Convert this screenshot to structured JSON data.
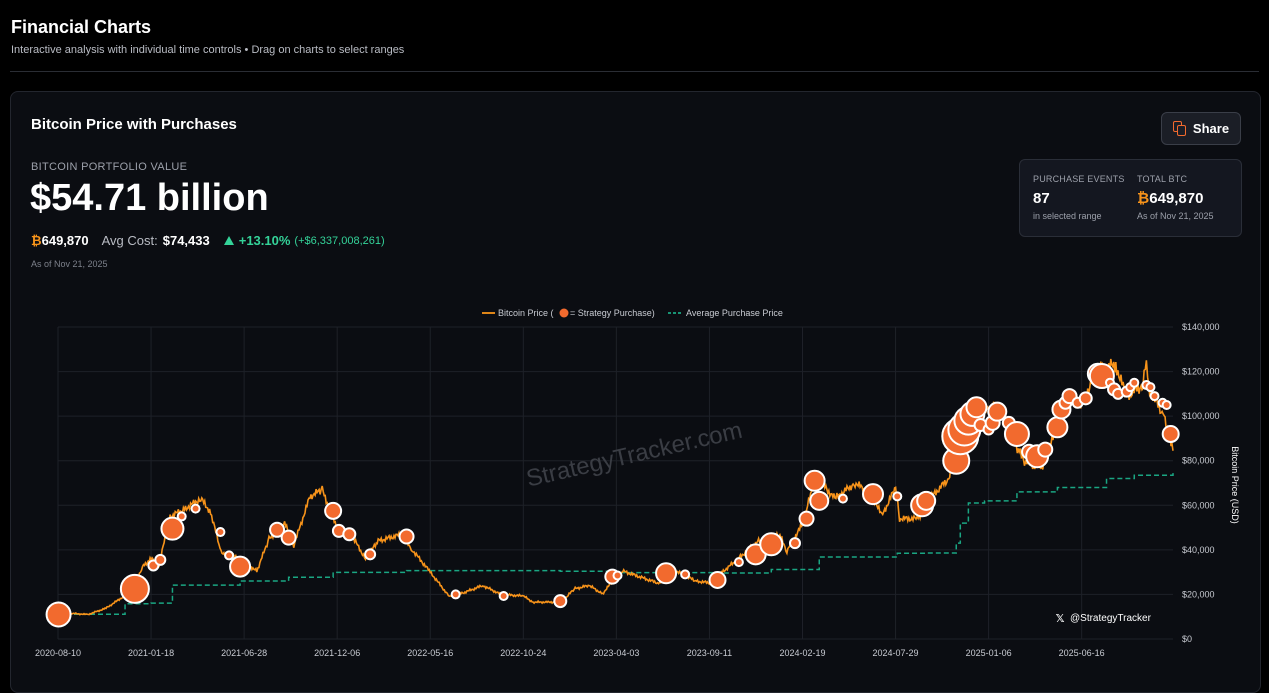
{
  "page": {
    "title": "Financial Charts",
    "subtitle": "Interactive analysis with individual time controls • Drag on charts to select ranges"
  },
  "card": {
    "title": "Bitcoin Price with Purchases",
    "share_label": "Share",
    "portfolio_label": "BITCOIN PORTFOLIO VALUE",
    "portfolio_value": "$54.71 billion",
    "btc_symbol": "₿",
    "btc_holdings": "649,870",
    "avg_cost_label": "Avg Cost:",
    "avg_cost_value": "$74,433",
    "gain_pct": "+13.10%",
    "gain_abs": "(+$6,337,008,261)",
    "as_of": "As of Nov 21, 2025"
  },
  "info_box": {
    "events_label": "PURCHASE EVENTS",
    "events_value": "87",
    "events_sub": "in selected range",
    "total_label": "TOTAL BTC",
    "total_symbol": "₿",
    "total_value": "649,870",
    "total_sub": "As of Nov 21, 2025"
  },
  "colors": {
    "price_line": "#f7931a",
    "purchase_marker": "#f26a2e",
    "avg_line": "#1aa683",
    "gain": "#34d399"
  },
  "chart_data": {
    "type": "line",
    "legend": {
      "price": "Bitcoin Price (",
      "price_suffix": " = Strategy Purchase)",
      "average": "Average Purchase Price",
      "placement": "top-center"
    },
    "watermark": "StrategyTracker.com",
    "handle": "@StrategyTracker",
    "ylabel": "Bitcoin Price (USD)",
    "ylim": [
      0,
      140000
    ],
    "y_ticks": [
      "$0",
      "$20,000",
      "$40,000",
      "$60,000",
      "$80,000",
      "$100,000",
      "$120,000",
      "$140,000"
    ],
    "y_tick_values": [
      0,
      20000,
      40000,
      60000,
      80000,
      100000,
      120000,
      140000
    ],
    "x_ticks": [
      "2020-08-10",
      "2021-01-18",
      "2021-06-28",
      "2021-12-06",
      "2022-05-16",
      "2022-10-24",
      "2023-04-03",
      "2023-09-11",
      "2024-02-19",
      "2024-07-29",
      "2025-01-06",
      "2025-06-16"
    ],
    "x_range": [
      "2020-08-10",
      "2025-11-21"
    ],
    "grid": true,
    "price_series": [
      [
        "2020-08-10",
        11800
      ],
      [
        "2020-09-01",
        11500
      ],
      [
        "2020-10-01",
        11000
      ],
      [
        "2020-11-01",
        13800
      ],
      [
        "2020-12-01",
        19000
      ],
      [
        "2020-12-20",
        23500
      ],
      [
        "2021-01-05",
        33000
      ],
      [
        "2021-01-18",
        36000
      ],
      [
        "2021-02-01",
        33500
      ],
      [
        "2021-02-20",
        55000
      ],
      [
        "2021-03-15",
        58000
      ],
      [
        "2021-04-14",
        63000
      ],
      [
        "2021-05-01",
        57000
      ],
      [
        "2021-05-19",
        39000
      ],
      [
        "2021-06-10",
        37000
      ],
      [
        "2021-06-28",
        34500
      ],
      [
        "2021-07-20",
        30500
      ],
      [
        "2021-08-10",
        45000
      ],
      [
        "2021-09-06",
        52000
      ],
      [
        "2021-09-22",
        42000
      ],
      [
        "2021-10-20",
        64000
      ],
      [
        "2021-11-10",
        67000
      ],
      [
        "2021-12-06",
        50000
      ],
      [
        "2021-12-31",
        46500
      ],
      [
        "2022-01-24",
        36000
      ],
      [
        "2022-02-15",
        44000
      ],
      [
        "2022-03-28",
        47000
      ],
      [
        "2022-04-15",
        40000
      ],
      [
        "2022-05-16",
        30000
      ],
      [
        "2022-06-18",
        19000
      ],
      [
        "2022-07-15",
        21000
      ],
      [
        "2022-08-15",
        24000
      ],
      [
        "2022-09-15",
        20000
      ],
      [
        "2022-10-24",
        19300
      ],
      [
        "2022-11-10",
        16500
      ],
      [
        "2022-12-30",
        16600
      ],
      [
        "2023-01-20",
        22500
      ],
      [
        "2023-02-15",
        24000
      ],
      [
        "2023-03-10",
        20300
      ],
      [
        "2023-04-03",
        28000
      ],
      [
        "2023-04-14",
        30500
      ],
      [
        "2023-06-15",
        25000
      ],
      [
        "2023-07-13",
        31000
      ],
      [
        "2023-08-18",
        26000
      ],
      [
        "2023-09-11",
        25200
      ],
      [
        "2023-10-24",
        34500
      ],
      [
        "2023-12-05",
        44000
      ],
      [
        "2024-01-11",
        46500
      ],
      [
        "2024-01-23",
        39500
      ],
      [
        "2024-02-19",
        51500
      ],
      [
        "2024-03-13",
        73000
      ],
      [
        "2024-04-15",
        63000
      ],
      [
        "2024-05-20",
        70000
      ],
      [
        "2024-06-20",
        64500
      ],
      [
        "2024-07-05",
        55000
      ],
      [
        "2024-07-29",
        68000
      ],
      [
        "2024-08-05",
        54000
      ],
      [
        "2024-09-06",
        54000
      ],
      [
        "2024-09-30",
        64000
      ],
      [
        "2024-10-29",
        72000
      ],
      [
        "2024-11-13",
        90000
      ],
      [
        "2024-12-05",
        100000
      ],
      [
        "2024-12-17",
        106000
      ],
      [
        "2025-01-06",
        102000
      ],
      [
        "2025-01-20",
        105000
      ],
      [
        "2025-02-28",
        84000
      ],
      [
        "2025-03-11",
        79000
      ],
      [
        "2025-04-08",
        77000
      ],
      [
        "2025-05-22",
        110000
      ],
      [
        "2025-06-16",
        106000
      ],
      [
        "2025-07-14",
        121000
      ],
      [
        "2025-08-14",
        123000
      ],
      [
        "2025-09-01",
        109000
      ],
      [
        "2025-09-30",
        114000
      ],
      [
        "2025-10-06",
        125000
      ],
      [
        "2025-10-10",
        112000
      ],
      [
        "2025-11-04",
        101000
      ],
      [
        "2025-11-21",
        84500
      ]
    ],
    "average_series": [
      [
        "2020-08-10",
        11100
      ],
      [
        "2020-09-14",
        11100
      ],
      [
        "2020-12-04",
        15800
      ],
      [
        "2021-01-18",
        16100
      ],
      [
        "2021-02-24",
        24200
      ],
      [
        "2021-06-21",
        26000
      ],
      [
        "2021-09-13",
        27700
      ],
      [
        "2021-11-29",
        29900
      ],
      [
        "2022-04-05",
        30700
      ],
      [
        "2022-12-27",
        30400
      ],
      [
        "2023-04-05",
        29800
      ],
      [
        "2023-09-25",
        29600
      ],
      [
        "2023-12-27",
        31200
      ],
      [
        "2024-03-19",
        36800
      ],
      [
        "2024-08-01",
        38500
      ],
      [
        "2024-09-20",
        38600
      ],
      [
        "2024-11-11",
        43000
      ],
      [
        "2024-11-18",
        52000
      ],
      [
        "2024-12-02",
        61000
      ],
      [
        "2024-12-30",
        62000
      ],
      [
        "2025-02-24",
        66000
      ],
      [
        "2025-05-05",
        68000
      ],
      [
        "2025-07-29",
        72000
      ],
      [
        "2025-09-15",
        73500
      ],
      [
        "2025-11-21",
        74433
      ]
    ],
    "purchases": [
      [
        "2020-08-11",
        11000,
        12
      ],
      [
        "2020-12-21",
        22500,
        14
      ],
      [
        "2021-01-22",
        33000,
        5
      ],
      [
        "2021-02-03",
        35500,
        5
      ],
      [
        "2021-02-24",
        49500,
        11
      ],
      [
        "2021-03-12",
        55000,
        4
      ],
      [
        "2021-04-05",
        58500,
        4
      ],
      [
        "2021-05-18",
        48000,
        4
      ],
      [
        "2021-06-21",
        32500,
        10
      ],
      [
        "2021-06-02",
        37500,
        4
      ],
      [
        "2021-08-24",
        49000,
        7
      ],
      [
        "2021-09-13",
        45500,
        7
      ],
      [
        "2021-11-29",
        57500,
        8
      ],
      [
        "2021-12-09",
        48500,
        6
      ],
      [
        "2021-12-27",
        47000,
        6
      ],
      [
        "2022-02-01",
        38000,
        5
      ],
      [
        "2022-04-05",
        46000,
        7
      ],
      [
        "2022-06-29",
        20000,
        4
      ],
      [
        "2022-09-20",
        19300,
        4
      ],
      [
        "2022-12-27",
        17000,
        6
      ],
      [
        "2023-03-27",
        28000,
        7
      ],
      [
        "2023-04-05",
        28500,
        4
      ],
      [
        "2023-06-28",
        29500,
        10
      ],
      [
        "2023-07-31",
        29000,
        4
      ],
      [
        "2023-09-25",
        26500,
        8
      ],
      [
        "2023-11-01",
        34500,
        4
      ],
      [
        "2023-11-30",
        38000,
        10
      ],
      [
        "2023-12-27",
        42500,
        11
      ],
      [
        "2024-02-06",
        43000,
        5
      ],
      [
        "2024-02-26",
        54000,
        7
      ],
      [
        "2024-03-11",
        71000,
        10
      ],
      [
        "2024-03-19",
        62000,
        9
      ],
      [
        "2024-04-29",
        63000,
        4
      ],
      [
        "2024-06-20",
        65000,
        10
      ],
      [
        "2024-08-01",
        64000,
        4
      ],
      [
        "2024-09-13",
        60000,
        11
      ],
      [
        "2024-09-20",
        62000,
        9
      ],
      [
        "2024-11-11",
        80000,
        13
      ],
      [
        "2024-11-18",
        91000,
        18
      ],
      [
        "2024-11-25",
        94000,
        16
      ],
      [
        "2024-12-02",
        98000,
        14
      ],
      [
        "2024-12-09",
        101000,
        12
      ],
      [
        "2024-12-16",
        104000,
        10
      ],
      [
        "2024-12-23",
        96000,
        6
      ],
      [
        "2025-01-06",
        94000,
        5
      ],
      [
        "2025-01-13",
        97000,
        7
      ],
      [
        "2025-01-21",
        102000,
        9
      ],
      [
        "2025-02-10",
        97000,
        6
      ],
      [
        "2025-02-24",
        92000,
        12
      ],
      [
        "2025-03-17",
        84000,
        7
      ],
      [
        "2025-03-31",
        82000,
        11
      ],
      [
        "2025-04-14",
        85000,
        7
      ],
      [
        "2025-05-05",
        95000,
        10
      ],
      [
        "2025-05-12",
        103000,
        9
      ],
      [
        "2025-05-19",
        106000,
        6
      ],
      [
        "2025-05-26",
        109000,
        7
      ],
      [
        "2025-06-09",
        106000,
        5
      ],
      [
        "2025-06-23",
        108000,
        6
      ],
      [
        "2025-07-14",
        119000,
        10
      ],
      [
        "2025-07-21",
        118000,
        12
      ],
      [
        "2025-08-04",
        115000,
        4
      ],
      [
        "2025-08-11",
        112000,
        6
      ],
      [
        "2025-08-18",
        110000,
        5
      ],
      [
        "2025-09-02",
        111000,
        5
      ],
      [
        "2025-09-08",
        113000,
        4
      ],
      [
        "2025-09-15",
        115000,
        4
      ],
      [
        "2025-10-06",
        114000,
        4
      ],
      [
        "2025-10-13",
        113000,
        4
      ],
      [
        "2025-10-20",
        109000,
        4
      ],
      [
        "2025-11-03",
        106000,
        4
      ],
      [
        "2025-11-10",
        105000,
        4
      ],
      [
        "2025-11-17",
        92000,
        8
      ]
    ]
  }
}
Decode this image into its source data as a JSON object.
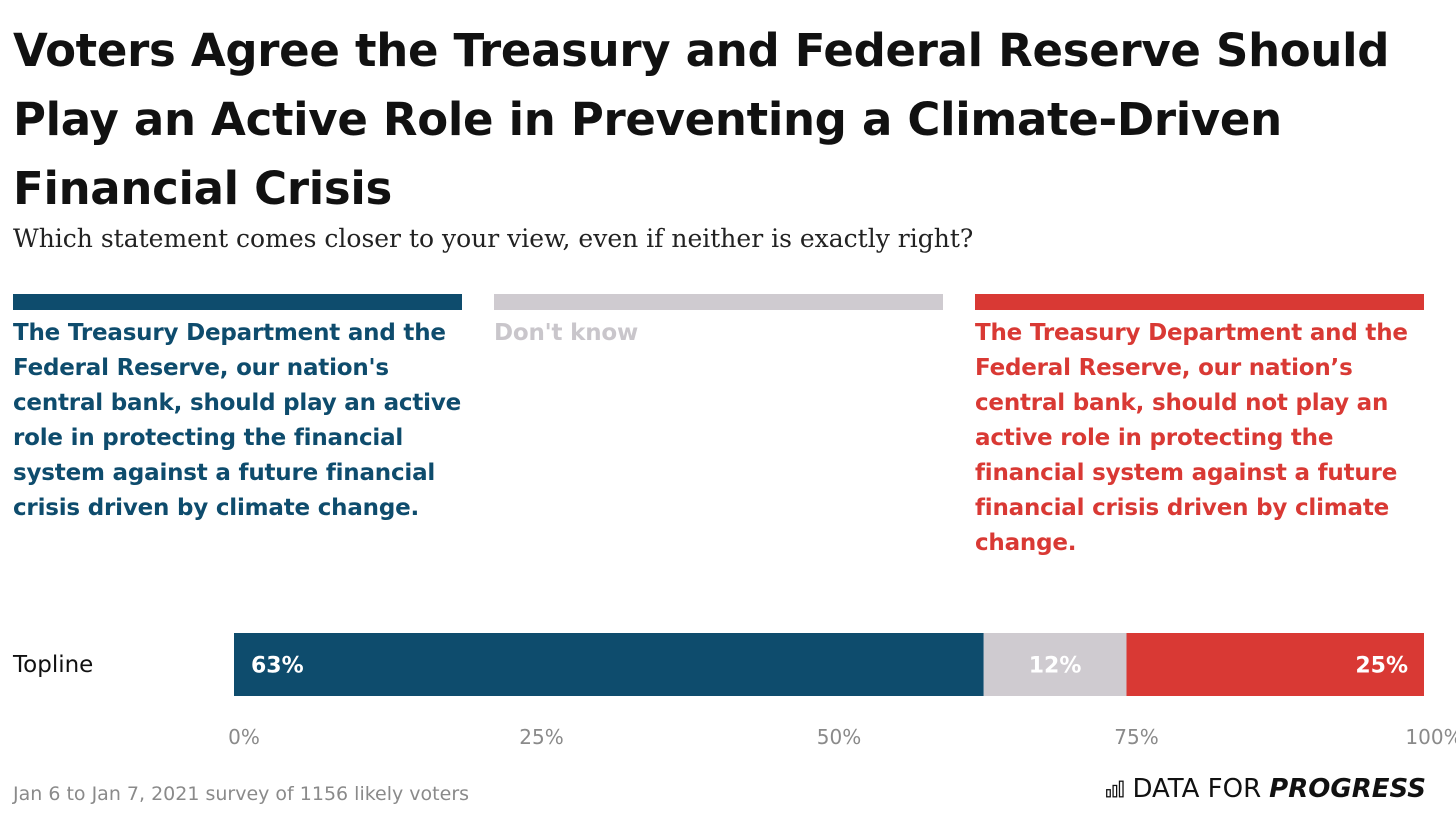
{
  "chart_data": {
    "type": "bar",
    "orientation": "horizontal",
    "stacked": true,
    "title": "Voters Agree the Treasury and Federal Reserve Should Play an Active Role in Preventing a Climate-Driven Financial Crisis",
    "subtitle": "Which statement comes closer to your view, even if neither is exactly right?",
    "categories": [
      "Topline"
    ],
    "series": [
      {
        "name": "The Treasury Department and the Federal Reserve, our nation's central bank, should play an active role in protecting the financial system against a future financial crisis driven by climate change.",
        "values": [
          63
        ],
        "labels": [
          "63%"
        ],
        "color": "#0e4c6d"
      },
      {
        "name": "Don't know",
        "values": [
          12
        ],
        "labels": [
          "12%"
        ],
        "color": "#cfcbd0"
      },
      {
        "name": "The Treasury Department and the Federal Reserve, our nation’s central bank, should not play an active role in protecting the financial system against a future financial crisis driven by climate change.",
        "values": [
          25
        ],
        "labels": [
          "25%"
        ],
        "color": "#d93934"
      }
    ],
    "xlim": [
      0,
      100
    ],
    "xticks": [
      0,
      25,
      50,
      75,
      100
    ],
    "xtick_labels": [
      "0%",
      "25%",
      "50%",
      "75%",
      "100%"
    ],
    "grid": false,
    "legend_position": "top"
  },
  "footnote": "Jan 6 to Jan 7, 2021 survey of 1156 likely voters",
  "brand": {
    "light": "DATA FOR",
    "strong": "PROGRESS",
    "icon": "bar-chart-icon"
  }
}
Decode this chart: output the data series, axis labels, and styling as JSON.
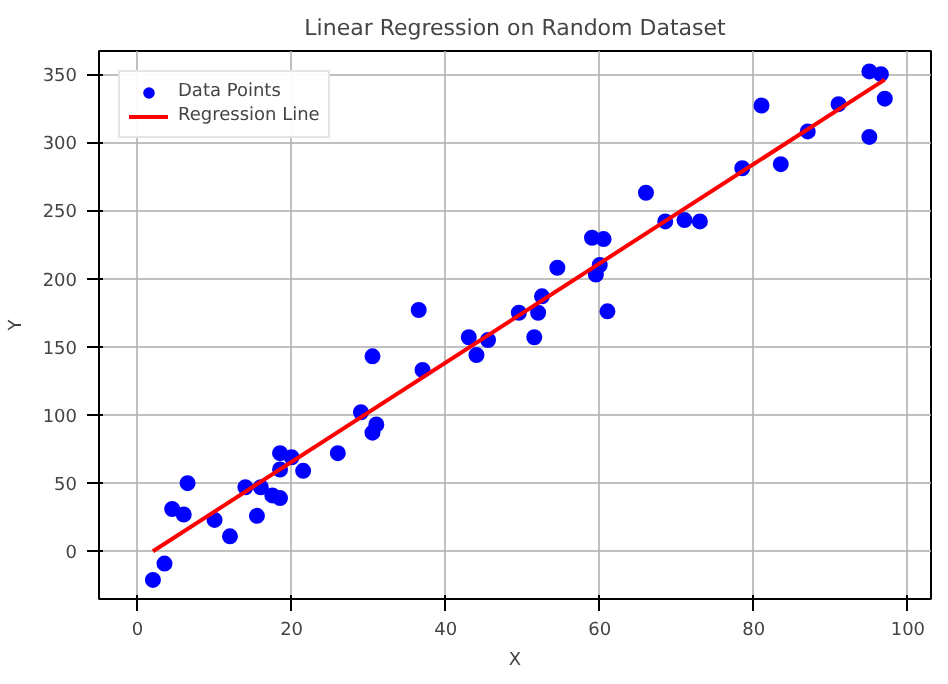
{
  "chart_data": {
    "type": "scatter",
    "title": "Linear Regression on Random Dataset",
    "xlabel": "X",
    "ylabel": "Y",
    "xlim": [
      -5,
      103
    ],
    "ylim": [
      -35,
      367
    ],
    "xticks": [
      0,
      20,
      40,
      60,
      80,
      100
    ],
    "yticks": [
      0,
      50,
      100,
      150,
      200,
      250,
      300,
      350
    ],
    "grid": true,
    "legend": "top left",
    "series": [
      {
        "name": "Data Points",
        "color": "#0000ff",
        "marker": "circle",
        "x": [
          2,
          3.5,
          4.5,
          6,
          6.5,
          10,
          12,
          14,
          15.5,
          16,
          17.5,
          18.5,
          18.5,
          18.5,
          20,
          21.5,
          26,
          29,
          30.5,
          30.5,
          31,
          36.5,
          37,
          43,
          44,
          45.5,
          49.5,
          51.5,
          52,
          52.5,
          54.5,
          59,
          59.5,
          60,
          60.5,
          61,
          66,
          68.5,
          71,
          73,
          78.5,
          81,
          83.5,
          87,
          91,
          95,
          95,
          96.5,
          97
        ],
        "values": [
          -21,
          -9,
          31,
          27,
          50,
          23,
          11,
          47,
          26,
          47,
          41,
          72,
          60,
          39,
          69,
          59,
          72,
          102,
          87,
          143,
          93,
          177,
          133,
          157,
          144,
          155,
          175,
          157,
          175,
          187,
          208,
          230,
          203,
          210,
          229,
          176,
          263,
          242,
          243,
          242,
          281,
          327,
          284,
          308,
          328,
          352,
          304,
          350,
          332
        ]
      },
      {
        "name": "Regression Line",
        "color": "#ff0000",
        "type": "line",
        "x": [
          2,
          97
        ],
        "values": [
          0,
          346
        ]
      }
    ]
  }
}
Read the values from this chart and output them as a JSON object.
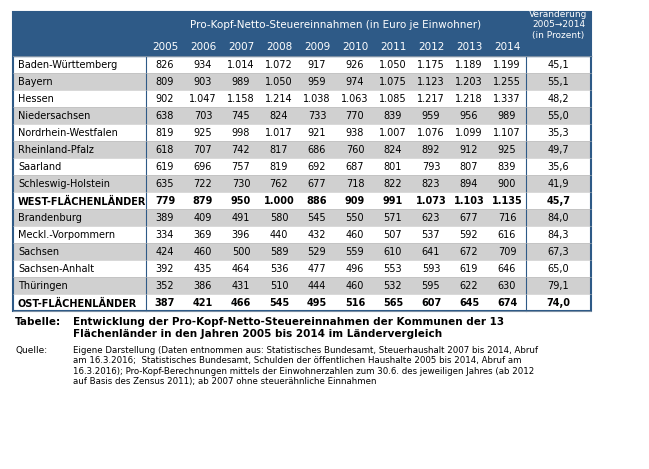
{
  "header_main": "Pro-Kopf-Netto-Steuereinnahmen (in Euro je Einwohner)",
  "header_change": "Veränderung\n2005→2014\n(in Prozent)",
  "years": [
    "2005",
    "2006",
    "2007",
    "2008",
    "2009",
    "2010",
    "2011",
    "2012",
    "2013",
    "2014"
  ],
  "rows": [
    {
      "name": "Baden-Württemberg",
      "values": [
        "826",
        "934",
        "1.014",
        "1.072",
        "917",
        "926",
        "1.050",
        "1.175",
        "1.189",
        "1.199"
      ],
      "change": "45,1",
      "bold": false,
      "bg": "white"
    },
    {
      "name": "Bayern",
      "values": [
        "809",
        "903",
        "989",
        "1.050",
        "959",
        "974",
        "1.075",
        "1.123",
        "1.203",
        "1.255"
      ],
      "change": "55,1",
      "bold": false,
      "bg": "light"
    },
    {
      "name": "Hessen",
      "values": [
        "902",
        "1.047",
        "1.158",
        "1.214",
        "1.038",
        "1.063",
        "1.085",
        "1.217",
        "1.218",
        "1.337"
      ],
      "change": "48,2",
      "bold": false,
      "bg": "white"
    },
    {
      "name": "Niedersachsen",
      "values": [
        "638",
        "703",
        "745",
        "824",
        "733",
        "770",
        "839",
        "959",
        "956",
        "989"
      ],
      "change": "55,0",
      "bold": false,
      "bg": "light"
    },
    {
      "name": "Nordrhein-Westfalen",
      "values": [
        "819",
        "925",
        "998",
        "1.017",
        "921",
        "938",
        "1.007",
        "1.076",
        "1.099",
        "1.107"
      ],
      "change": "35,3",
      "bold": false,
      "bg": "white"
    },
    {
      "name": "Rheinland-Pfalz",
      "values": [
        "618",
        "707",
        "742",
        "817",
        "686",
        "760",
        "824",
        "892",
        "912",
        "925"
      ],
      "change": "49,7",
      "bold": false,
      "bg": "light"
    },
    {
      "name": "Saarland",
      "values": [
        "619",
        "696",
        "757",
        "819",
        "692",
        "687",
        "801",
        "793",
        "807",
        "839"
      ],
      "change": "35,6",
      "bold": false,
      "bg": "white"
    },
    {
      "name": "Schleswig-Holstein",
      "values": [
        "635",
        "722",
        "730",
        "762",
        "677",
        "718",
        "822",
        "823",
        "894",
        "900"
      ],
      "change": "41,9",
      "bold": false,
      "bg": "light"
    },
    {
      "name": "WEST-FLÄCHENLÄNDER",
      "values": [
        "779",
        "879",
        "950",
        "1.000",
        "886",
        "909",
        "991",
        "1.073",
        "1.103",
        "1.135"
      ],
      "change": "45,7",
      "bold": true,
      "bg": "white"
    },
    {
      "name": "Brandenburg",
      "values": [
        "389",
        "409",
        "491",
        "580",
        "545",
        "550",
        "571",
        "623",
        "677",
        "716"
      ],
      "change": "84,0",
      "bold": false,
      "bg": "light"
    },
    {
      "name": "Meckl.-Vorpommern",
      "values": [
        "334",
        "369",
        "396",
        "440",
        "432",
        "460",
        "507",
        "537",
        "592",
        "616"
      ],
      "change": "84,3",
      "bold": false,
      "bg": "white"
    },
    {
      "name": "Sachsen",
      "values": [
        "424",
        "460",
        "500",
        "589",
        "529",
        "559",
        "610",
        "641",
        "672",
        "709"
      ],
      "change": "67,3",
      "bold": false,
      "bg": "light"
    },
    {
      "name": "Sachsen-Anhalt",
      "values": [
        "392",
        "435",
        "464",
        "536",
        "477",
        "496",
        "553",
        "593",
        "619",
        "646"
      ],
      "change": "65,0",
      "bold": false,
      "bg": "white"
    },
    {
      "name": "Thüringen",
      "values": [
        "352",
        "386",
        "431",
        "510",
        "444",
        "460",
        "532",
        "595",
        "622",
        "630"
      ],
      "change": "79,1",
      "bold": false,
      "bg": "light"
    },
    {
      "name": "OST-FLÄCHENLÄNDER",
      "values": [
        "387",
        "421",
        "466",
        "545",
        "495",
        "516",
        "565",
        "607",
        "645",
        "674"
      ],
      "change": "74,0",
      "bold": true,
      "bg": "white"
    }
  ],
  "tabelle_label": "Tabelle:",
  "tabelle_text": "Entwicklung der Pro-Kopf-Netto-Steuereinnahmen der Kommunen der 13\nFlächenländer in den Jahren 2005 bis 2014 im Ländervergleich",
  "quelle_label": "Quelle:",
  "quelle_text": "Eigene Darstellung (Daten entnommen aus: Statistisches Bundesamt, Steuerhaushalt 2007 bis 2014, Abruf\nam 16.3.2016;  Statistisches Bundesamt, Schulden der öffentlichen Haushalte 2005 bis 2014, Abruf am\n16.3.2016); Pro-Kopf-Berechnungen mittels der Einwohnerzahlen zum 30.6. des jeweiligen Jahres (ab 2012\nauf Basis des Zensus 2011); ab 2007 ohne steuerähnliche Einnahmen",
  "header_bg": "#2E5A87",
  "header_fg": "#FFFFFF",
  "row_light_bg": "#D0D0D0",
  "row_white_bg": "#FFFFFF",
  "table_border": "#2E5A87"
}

### Written problem
Go over the records above and tally the lines with the word "Regression" in them. Give the number alone.

### Answer for this exercise
2